BEGIN PROVIDED DATA

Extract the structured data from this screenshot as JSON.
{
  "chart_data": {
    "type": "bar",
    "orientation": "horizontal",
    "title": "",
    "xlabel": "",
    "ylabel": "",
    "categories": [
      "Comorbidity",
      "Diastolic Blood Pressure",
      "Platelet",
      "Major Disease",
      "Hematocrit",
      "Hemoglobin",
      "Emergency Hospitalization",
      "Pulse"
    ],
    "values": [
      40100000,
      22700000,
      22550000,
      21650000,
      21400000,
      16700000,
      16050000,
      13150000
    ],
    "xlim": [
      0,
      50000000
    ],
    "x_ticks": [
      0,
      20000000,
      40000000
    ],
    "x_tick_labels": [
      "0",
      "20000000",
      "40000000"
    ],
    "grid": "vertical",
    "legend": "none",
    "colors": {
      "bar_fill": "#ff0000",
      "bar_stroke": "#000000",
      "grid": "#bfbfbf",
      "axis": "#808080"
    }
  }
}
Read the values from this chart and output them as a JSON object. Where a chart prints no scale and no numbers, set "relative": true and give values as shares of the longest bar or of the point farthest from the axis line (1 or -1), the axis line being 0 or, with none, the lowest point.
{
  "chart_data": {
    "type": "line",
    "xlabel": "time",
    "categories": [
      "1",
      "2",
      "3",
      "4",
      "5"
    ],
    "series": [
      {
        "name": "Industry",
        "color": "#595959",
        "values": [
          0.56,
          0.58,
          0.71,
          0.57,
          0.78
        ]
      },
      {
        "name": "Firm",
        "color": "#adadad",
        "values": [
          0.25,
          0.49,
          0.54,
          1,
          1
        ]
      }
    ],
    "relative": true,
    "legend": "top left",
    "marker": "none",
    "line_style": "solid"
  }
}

END PROVIDED DATA

■ **REQUIREMENT**
Reproduce the records above exactly.

■ **WRITTEN ANSWER**
Extract the structured data from this screenshot as JSON.
{
  "chart_data": {
    "type": "bar",
    "orientation": "horizontal",
    "title": "",
    "xlabel": "",
    "ylabel": "",
    "categories": [
      "Comorbidity",
      "Diastolic Blood Pressure",
      "Platelet",
      "Major Disease",
      "Hematocrit",
      "Hemoglobin",
      "Emergency Hospitalization",
      "Pulse"
    ],
    "values": [
      40100000,
      22700000,
      22550000,
      21650000,
      21400000,
      16700000,
      16050000,
      13150000
    ],
    "xlim": [
      0,
      50000000
    ],
    "x_ticks": [
      0,
      20000000,
      40000000
    ],
    "x_tick_labels": [
      "0",
      "20000000",
      "40000000"
    ],
    "grid": "vertical",
    "legend": "none",
    "colors": {
      "bar_fill": "#ff0000",
      "bar_stroke": "#000000",
      "grid": "#bfbfbf",
      "axis": "#808080"
    }
  }
}
Read the values from this chart and output them as a JSON object. Where a chart prints no scale and no numbers, set "relative": true and give values as shares of the longest bar or of the point farthest from the axis line (1 or -1), the axis line being 0 or, with none, the lowest point.
{
  "chart_data": {
    "type": "line",
    "xlabel": "time",
    "categories": [
      "1",
      "2",
      "3",
      "4",
      "5"
    ],
    "series": [
      {
        "name": "Industry",
        "color": "#595959",
        "values": [
          0.56,
          0.58,
          0.71,
          0.57,
          0.78
        ]
      },
      {
        "name": "Firm",
        "color": "#adadad",
        "values": [
          0.25,
          0.49,
          0.54,
          1,
          1
        ]
      }
    ],
    "relative": true,
    "legend": "top left",
    "marker": "none",
    "line_style": "solid"
  }
}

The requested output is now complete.